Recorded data
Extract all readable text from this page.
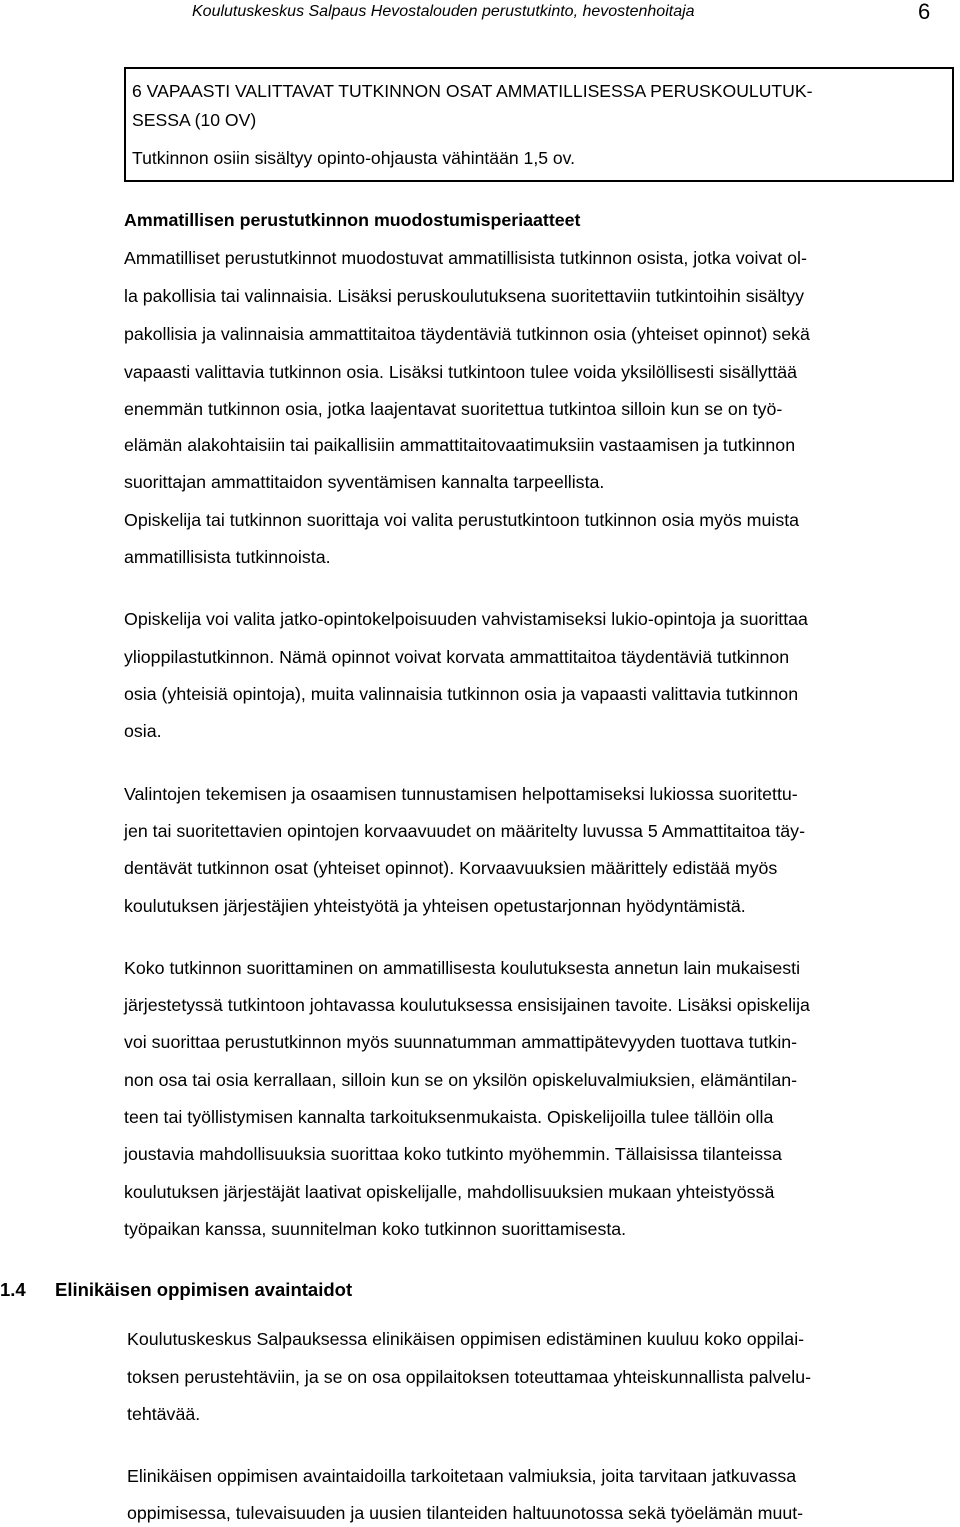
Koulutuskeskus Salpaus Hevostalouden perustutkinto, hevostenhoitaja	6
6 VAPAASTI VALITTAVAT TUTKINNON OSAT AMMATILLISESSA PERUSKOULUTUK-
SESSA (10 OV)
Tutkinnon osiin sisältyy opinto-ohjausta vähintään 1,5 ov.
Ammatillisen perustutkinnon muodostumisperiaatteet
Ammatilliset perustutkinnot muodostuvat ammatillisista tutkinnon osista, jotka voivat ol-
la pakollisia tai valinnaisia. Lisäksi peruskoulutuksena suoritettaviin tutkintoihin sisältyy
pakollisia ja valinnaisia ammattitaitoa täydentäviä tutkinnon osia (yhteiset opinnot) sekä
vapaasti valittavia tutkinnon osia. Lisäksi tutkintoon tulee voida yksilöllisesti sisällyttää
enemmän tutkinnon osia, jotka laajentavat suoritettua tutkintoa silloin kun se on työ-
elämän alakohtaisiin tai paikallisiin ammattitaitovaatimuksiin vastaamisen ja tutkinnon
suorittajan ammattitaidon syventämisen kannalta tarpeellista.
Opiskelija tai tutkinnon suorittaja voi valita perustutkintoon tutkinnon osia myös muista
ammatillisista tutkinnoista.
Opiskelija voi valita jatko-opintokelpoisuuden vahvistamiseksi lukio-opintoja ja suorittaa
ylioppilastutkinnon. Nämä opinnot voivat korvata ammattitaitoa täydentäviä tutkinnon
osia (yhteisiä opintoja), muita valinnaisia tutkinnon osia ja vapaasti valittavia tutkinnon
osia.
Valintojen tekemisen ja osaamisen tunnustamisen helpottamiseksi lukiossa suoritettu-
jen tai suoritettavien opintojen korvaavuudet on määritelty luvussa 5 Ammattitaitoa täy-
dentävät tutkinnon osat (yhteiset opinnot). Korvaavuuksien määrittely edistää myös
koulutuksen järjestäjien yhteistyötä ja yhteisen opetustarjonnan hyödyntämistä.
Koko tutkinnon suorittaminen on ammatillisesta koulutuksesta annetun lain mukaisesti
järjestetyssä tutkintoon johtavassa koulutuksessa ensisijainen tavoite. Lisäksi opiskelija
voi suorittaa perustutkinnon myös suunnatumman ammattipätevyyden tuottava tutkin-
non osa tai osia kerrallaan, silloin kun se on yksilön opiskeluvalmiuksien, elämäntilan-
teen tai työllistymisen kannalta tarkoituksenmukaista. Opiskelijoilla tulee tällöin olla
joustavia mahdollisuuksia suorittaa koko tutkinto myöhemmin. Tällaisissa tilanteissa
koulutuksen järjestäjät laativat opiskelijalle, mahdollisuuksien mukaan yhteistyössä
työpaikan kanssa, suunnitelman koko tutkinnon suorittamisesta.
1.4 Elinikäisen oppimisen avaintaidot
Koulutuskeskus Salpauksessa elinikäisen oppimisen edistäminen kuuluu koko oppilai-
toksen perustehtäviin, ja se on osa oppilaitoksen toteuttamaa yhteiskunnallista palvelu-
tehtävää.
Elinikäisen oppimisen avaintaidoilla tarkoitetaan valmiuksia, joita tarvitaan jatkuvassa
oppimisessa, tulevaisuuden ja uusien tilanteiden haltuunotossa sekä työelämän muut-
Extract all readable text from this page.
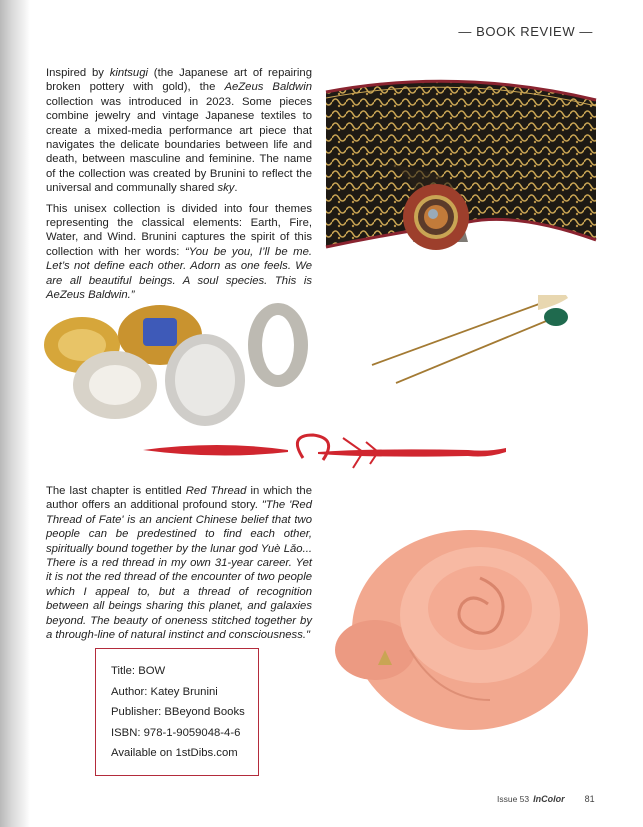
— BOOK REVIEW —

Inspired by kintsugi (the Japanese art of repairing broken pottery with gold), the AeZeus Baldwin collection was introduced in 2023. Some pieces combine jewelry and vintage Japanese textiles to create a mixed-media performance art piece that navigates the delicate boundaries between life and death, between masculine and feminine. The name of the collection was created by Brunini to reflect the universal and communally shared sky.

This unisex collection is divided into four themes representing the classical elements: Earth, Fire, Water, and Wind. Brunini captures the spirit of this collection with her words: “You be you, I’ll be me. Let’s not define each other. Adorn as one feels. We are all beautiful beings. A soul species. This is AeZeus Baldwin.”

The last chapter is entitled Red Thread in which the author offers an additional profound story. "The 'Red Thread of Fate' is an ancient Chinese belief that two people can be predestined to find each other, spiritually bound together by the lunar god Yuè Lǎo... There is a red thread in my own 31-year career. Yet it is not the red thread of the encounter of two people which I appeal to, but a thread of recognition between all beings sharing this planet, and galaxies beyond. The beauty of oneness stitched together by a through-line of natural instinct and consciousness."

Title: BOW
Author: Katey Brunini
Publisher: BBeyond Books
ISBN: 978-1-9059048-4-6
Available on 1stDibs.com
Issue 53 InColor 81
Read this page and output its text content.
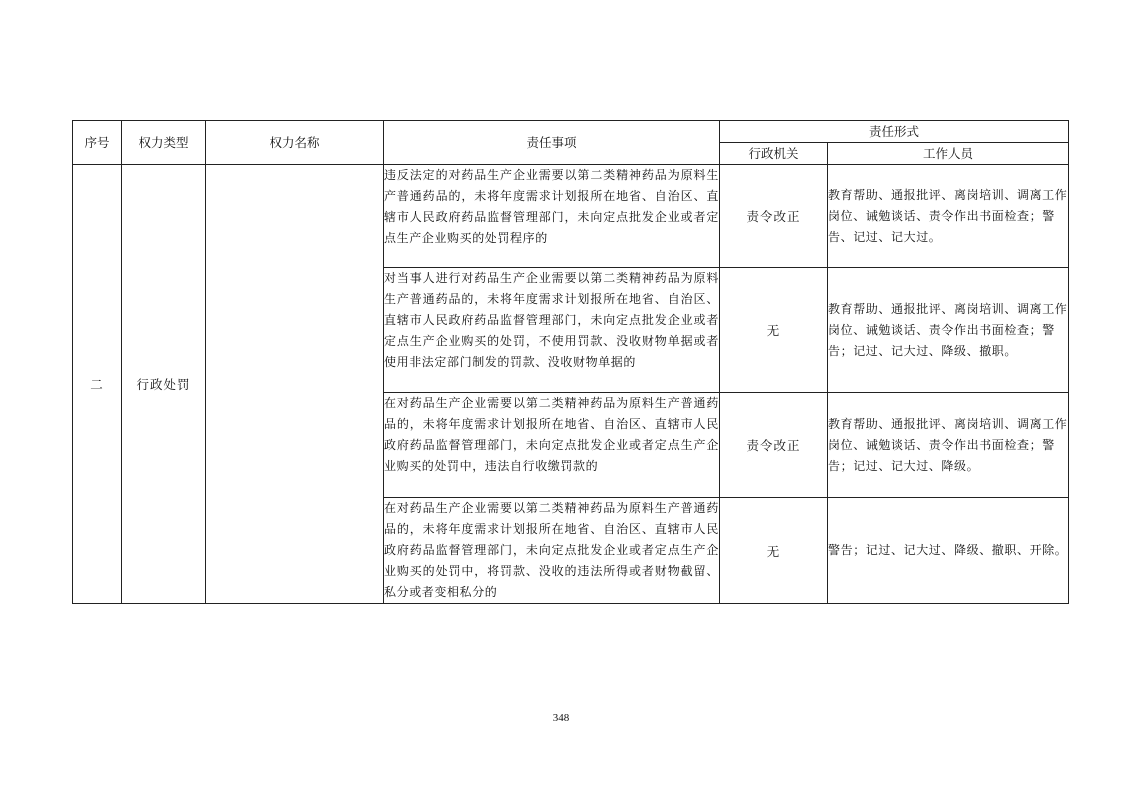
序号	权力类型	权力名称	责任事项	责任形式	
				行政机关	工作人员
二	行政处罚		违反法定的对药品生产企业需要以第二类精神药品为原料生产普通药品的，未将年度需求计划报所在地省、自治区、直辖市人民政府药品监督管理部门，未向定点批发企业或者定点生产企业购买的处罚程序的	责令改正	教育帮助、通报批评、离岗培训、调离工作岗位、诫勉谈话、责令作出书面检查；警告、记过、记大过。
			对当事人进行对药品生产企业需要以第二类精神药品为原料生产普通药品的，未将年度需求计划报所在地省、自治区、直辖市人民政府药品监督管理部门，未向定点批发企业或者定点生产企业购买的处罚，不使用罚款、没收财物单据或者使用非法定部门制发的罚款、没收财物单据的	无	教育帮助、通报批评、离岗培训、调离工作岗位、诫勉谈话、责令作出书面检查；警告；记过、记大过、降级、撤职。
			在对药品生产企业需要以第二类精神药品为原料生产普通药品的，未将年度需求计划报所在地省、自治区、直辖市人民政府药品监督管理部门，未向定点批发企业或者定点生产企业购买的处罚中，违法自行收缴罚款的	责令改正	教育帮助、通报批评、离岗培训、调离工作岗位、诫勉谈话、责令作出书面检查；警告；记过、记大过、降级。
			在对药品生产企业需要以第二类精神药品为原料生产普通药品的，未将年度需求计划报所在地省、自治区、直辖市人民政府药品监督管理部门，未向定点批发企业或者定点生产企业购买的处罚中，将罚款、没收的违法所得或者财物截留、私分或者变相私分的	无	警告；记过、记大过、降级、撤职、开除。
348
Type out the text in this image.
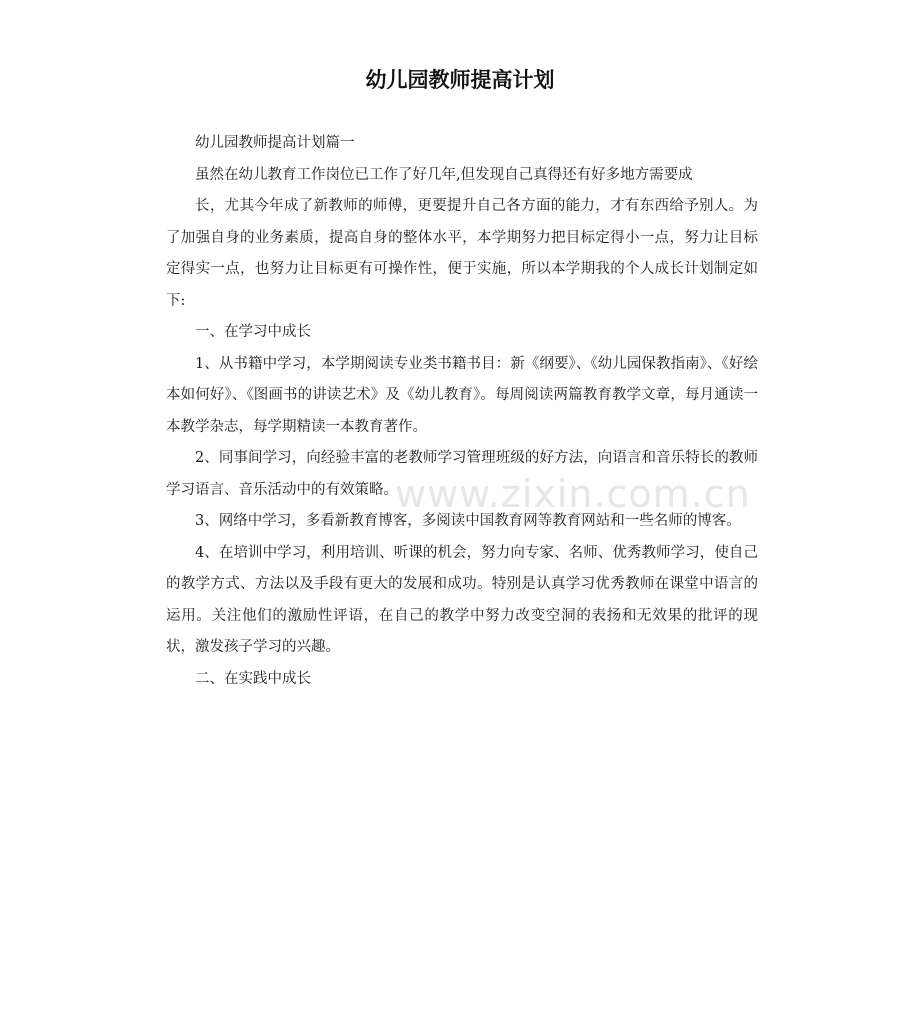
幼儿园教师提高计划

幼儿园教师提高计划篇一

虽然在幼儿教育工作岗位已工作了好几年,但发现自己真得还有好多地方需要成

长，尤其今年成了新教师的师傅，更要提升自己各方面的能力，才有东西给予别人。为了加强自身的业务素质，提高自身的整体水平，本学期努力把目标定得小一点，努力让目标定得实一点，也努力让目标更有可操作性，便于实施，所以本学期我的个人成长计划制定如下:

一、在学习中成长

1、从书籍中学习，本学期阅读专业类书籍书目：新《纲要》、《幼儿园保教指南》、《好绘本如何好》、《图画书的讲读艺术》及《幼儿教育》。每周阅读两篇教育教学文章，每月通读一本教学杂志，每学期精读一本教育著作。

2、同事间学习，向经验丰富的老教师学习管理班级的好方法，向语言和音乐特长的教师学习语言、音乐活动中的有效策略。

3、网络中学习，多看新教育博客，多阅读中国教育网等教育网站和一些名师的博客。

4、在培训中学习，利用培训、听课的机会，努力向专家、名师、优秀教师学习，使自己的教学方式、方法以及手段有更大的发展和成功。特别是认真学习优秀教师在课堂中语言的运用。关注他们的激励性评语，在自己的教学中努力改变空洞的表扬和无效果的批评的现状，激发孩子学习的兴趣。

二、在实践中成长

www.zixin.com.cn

Instructions to follow: Write every record out again exactly; no pictures belong in the copy.

Answer below:
Extract all readable text from this page.
Koulutuskeskus Salpaus Hevostalouden perustutkinto, hevostenhoitaja	6
6 VAPAASTI VALITTAVAT TUTKINNON OSAT AMMATILLISESSA PERUSKOULUTUK-
SESSA (10 OV)
Tutkinnon osiin sisältyy opinto-ohjausta vähintään 1,5 ov.
Ammatillisen perustutkinnon muodostumisperiaatteet
Ammatilliset perustutkinnot muodostuvat ammatillisista tutkinnon osista, jotka voivat ol-
la pakollisia tai valinnaisia. Lisäksi peruskoulutuksena suoritettaviin tutkintoihin sisältyy
pakollisia ja valinnaisia ammattitaitoa täydentäviä tutkinnon osia (yhteiset opinnot) sekä
vapaasti valittavia tutkinnon osia. Lisäksi tutkintoon tulee voida yksilöllisesti sisällyttää
enemmän tutkinnon osia, jotka laajentavat suoritettua tutkintoa silloin kun se on työ-
elämän alakohtaisiin tai paikallisiin ammattitaitovaatimuksiin vastaamisen ja tutkinnon
suorittajan ammattitaidon syventämisen kannalta tarpeellista.
Opiskelija tai tutkinnon suorittaja voi valita perustutkintoon tutkinnon osia myös muista
ammatillisista tutkinnoista.
Opiskelija voi valita jatko-opintokelpoisuuden vahvistamiseksi lukio-opintoja ja suorittaa
ylioppilastutkinnon. Nämä opinnot voivat korvata ammattitaitoa täydentäviä tutkinnon
osia (yhteisiä opintoja), muita valinnaisia tutkinnon osia ja vapaasti valittavia tutkinnon
osia.
Valintojen tekemisen ja osaamisen tunnustamisen helpottamiseksi lukiossa suoritettu-
jen tai suoritettavien opintojen korvaavuudet on määritelty luvussa 5 Ammattitaitoa täy-
dentävät tutkinnon osat (yhteiset opinnot). Korvaavuuksien määrittely edistää myös
koulutuksen järjestäjien yhteistyötä ja yhteisen opetustarjonnan hyödyntämistä.
Koko tutkinnon suorittaminen on ammatillisesta koulutuksesta annetun lain mukaisesti
järjestetyssä tutkintoon johtavassa koulutuksessa ensisijainen tavoite. Lisäksi opiskelija
voi suorittaa perustutkinnon myös suunnatumman ammattipätevyyden tuottava tutkin-
non osa tai osia kerrallaan, silloin kun se on yksilön opiskeluvalmiuksien, elämäntilan-
teen tai työllistymisen kannalta tarkoituksenmukaista. Opiskelijoilla tulee tällöin olla
joustavia mahdollisuuksia suorittaa koko tutkinto myöhemmin. Tällaisissa tilanteissa
koulutuksen järjestäjät laativat opiskelijalle, mahdollisuuksien mukaan yhteistyössä
työpaikan kanssa, suunnitelman koko tutkinnon suorittamisesta.
1.4 Elinikäisen oppimisen avaintaidot
Koulutuskeskus Salpauksessa elinikäisen oppimisen edistäminen kuuluu koko oppilai-
toksen perustehtäviin, ja se on osa oppilaitoksen toteuttamaa yhteiskunnallista palvelu-
tehtävää.
Elinikäisen oppimisen avaintaidoilla tarkoitetaan valmiuksia, joita tarvitaan jatkuvassa
oppimisessa, tulevaisuuden ja uusien tilanteiden haltuunotossa sekä työelämän muut-
Extract all readable text from this page.
— BOOK REVIEW —

Inspired by kintsugi (the Japanese art of repairing broken pottery with gold), the AeZeus Baldwin collection was introduced in 2023. Some pieces combine jewelry and vintage Japanese textiles to create a mixed-media performance art piece that navigates the delicate boundaries between life and death, between masculine and feminine. The name of the collection was created by Brunini to reflect the universal and communally shared sky.

This unisex collection is divided into four themes representing the classical elements: Earth, Fire, Water, and Wind. Brunini captures the spirit of this collection with her words: “You be you, I’ll be me. Let’s not define each other. Adorn as one feels. We are all beautiful beings. A soul species. This is AeZeus Baldwin.”

The last chapter is entitled Red Thread in which the author offers an additional profound story. "The 'Red Thread of Fate' is an ancient Chinese belief that two people can be predestined to find each other, spiritually bound together by the lunar god Yuè Lǎo... There is a red thread in my own 31-year career. Yet it is not the red thread of the encounter of two people which I appeal to, but a thread of recognition between all beings sharing this planet, and galaxies beyond. The beauty of oneness stitched together by a through-line of natural instinct and consciousness."

Title: BOW
Author: Katey Brunini
Publisher: BBeyond Books
ISBN: 978-1-9059048-4-6
Available on 1stDibs.com
Issue 53 InColor 81
Read this page and output its text content.
序号	权力类型	权力名称	责任事项	责任形式	
				行政机关	工作人员
二	行政处罚		违反法定的对药品生产企业需要以第二类精神药品为原料生产普通药品的，未将年度需求计划报所在地省、自治区、直辖市人民政府药品监督管理部门，未向定点批发企业或者定点生产企业购买的处罚程序的	责令改正	教育帮助、通报批评、离岗培训、调离工作岗位、诫勉谈话、责令作出书面检查；警告、记过、记大过。
			对当事人进行对药品生产企业需要以第二类精神药品为原料生产普通药品的，未将年度需求计划报所在地省、自治区、直辖市人民政府药品监督管理部门，未向定点批发企业或者定点生产企业购买的处罚，不使用罚款、没收财物单据或者使用非法定部门制发的罚款、没收财物单据的	无	教育帮助、通报批评、离岗培训、调离工作岗位、诫勉谈话、责令作出书面检查；警告；记过、记大过、降级、撤职。
			在对药品生产企业需要以第二类精神药品为原料生产普通药品的，未将年度需求计划报所在地省、自治区、直辖市人民政府药品监督管理部门，未向定点批发企业或者定点生产企业购买的处罚中，违法自行收缴罚款的	责令改正	教育帮助、通报批评、离岗培训、调离工作岗位、诫勉谈话、责令作出书面检查；警告；记过、记大过、降级。
			在对药品生产企业需要以第二类精神药品为原料生产普通药品的，未将年度需求计划报所在地省、自治区、直辖市人民政府药品监督管理部门，未向定点批发企业或者定点生产企业购买的处罚中，将罚款、没收的违法所得或者财物截留、私分或者变相私分的	无	警告；记过、记大过、降级、撤职、开除。
348
Type out the text in this image.
幼儿园教师提高计划

幼儿园教师提高计划篇一

虽然在幼儿教育工作岗位已工作了好几年,但发现自己真得还有好多地方需要成

长，尤其今年成了新教师的师傅，更要提升自己各方面的能力，才有东西给予别人。为了加强自身的业务素质，提高自身的整体水平，本学期努力把目标定得小一点，努力让目标定得实一点，也努力让目标更有可操作性，便于实施，所以本学期我的个人成长计划制定如下:

一、在学习中成长

1、从书籍中学习，本学期阅读专业类书籍书目：新《纲要》、《幼儿园保教指南》、《好绘本如何好》、《图画书的讲读艺术》及《幼儿教育》。每周阅读两篇教育教学文章，每月通读一本教学杂志，每学期精读一本教育著作。

2、同事间学习，向经验丰富的老教师学习管理班级的好方法，向语言和音乐特长的教师学习语言、音乐活动中的有效策略。

3、网络中学习，多看新教育博客，多阅读中国教育网等教育网站和一些名师的博客。

4、在培训中学习，利用培训、听课的机会，努力向专家、名师、优秀教师学习，使自己的教学方式、方法以及手段有更大的发展和成功。特别是认真学习优秀教师在课堂中语言的运用。关注他们的激励性评语，在自己的教学中努力改变空洞的表扬和无效果的批评的现状，激发孩子学习的兴趣。

二、在实践中成长

www.zixin.com.cn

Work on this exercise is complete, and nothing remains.